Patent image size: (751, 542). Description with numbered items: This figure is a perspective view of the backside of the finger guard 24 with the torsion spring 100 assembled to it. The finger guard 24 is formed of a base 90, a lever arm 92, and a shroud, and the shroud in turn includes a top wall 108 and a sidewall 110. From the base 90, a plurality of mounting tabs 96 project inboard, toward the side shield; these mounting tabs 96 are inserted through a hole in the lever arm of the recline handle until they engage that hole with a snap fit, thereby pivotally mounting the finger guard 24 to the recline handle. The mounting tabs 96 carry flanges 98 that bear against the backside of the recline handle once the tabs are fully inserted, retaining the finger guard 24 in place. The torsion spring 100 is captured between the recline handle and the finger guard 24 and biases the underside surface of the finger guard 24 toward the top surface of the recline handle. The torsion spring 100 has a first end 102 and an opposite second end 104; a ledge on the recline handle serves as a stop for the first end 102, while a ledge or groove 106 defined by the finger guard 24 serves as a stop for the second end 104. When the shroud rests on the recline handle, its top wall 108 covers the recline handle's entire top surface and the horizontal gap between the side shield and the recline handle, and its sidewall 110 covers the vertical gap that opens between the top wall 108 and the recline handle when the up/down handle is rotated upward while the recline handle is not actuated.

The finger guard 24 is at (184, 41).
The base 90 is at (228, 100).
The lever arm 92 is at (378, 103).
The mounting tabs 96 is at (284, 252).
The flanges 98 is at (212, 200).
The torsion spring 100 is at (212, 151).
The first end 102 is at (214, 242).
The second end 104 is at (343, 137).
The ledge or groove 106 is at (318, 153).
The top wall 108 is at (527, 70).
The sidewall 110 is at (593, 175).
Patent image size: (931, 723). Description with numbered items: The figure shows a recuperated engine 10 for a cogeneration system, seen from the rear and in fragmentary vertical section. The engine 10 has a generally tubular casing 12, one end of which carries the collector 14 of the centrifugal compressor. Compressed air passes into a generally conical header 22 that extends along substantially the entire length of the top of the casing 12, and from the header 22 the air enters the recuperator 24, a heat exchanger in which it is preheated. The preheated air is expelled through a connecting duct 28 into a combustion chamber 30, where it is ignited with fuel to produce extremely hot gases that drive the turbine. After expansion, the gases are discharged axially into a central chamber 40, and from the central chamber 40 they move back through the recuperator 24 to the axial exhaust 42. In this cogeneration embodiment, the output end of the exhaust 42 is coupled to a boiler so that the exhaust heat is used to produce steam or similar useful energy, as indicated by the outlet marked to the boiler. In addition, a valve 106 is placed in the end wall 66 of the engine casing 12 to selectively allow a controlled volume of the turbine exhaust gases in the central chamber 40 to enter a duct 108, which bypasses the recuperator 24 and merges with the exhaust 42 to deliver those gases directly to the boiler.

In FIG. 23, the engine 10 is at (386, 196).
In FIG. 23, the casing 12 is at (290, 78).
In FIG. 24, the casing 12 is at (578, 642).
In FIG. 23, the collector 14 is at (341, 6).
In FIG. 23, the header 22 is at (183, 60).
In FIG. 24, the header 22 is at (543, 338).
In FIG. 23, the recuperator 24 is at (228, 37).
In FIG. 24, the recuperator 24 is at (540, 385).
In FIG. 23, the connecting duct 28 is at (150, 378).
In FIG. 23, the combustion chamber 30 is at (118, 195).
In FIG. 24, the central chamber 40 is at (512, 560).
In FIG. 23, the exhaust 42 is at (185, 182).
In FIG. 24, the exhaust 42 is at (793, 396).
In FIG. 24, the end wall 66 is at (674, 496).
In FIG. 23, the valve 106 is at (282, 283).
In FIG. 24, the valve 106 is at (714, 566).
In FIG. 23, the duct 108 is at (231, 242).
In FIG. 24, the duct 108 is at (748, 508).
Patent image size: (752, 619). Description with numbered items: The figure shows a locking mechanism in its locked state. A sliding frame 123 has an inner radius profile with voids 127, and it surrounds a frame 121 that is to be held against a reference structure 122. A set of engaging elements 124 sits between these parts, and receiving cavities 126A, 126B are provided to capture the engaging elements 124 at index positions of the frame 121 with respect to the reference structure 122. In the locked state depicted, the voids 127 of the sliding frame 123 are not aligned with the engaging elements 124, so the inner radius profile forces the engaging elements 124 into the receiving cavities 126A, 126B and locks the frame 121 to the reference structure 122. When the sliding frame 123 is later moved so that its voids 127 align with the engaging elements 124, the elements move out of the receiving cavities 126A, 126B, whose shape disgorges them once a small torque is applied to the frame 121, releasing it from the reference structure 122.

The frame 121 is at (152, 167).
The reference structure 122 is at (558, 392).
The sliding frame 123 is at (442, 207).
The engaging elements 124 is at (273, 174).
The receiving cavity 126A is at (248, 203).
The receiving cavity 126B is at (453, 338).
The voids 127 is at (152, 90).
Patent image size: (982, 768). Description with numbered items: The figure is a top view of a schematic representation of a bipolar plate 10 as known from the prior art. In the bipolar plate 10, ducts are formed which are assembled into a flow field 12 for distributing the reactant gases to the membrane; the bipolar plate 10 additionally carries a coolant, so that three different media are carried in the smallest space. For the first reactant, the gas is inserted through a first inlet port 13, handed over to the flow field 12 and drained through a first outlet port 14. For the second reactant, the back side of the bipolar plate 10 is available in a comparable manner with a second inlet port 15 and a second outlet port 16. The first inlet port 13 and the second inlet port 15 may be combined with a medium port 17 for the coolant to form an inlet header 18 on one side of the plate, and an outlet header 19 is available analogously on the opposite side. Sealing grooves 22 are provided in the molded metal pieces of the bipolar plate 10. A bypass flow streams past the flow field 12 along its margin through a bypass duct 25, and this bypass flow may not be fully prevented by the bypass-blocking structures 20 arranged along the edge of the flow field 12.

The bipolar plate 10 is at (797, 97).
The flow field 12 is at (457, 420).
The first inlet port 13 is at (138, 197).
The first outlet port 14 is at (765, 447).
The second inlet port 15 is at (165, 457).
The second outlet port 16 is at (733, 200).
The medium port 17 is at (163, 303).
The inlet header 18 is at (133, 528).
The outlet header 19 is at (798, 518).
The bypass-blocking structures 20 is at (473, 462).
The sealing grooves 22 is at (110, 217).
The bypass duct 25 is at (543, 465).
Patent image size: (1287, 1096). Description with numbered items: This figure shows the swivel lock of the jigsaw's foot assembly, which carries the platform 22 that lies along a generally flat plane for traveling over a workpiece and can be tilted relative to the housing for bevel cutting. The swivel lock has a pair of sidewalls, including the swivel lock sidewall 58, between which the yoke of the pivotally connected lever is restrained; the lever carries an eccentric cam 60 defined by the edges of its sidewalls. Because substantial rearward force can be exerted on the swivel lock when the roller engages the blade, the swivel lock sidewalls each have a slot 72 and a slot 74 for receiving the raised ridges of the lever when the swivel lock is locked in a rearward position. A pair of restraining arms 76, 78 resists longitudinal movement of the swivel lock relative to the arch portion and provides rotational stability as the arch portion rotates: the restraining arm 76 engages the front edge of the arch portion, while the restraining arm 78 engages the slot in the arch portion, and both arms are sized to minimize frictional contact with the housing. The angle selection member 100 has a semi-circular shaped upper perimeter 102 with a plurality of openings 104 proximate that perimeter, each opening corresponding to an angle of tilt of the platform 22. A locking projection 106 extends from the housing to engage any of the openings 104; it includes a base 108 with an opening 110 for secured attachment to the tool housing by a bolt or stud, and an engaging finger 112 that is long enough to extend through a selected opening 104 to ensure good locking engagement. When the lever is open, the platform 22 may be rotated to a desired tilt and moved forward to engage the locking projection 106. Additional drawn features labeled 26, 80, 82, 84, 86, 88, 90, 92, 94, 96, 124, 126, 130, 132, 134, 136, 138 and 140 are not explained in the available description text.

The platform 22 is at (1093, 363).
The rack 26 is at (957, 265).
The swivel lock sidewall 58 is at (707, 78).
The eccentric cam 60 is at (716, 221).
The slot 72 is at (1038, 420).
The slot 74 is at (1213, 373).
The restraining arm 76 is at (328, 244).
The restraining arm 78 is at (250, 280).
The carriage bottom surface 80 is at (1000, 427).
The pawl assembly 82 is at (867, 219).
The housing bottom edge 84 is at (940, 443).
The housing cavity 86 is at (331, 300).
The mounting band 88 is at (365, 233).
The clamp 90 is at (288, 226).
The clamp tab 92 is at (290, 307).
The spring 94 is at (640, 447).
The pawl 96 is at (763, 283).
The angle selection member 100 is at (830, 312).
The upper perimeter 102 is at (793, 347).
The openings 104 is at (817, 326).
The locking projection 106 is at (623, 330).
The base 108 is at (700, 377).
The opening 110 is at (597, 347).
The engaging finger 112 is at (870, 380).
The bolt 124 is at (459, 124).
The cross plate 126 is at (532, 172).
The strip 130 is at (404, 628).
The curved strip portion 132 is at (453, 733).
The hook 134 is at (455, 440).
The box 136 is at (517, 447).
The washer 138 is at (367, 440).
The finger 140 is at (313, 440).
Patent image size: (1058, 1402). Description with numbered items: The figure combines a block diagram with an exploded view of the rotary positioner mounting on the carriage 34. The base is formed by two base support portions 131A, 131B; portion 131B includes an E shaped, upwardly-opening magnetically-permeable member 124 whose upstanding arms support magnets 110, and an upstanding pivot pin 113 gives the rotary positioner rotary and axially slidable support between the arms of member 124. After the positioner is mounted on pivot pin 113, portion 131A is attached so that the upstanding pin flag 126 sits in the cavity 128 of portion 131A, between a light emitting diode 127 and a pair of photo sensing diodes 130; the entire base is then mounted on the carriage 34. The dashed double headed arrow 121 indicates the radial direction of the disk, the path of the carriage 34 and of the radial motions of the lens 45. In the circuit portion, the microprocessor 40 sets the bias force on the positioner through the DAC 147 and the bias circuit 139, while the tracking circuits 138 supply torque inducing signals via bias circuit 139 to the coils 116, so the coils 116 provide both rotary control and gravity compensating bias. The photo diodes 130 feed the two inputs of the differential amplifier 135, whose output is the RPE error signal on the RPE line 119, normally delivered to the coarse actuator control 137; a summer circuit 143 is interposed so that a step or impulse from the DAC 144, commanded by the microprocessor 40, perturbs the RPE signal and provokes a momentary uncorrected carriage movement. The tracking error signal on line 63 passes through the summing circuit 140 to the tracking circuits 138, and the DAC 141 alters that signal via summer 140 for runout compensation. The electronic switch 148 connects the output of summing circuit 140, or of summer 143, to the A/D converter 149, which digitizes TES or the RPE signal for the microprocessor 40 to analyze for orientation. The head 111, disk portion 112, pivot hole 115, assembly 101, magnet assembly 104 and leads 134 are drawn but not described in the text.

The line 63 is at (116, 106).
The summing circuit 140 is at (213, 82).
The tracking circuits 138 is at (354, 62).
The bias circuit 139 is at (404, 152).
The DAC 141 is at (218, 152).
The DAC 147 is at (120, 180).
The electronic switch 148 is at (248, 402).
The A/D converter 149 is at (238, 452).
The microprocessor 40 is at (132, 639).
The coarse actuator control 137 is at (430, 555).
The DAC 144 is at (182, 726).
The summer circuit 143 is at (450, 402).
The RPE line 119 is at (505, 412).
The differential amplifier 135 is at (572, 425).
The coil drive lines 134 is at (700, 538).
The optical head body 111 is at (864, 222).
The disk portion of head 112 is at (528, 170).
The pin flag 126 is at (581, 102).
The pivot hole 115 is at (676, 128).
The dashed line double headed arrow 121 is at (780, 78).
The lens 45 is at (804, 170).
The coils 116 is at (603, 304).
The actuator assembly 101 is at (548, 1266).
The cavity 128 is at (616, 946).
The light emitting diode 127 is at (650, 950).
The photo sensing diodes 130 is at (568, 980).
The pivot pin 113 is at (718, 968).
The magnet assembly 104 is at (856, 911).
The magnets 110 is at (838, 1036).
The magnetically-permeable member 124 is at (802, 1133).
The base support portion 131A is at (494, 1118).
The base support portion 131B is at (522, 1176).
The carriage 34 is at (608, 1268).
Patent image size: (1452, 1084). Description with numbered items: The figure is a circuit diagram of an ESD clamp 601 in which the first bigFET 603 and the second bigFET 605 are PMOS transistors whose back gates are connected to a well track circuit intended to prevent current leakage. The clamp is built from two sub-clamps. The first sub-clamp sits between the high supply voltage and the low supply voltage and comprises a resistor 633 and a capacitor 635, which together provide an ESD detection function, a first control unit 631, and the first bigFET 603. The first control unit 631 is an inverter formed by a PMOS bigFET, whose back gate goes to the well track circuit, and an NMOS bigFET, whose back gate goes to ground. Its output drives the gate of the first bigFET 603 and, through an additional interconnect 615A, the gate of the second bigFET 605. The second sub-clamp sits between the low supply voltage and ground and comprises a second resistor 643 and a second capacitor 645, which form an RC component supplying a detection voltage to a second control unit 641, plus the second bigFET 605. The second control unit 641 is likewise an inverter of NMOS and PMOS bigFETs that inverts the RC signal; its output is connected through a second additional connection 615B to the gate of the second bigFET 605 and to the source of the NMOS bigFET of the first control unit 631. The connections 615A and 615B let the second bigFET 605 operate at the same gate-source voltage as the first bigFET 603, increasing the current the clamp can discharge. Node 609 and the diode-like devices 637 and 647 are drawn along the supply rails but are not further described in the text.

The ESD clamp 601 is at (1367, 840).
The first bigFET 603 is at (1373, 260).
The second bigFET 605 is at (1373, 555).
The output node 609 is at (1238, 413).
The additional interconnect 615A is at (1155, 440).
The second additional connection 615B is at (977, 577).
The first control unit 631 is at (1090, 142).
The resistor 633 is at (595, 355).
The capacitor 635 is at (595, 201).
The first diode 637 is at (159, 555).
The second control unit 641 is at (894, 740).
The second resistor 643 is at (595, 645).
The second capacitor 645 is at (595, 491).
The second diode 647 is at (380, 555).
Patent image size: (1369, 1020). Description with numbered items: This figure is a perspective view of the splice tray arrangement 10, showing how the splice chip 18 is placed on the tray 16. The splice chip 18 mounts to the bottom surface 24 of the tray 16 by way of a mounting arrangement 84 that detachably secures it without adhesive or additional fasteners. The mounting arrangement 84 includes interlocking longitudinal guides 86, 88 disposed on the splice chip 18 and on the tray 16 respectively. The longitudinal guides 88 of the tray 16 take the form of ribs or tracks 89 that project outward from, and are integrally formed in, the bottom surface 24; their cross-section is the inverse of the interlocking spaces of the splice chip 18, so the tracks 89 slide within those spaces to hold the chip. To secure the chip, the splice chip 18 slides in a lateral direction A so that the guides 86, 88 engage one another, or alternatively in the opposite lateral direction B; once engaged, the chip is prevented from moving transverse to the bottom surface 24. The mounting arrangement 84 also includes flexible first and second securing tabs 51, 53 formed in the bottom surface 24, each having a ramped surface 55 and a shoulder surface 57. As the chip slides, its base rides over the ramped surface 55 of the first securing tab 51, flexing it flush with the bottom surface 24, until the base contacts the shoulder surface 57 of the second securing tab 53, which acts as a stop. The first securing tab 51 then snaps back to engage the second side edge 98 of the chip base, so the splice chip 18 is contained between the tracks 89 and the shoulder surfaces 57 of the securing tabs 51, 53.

Work to do
Could you give the rows again from the line with "Patent image size: (931, 723)." up to and including the line with "In FIG. 24, the header 22 is at (543, 338).", substituting "combined heat and power system" for "cogeneration system" and leaving everything else unchanged?

Right answer
Patent image size: (931, 723). Description with numbered items: The figure shows a recuperated engine 10 for a combined heat and power system, seen from the rear and in fragmentary vertical section. The engine 10 has a generally tubular casing 12, one end of which carries the collector 14 of the centrifugal compressor. Compressed air passes into a generally conical header 22 that extends along substantially the entire length of the top of the casing 12, and from the header 22 the air enters the recuperator 24, a heat exchanger in which it is preheated. The preheated air is expelled through a connecting duct 28 into a combustion chamber 30, where it is ignited with fuel to produce extremely hot gases that drive the turbine. After expansion, the gases are discharged axially into a central chamber 40, and from the central chamber 40 they move back through the recuperator 24 to the axial exhaust 42. In this cogeneration embodiment, the output end of the exhaust 42 is coupled to a boiler so that the exhaust heat is used to produce steam or similar useful energy, as indicated by the outlet marked to the boiler. In addition, a valve 106 is placed in the end wall 66 of the engine casing 12 to selectively allow a controlled volume of the turbine exhaust gases in the central chamber 40 to enter a duct 108, which bypasses the recuperator 24 and merges with the exhaust 42 to deliver those gases directly to the boiler.

In FIG. 23, the engine 10 is at (386, 196).
In FIG. 23, the casing 12 is at (290, 78).
In FIG. 24, the casing 12 is at (578, 642).
In FIG. 23, the collector 14 is at (341, 6).
In FIG. 23, the header 22 is at (183, 60).
In FIG. 24, the header 22 is at (543, 338).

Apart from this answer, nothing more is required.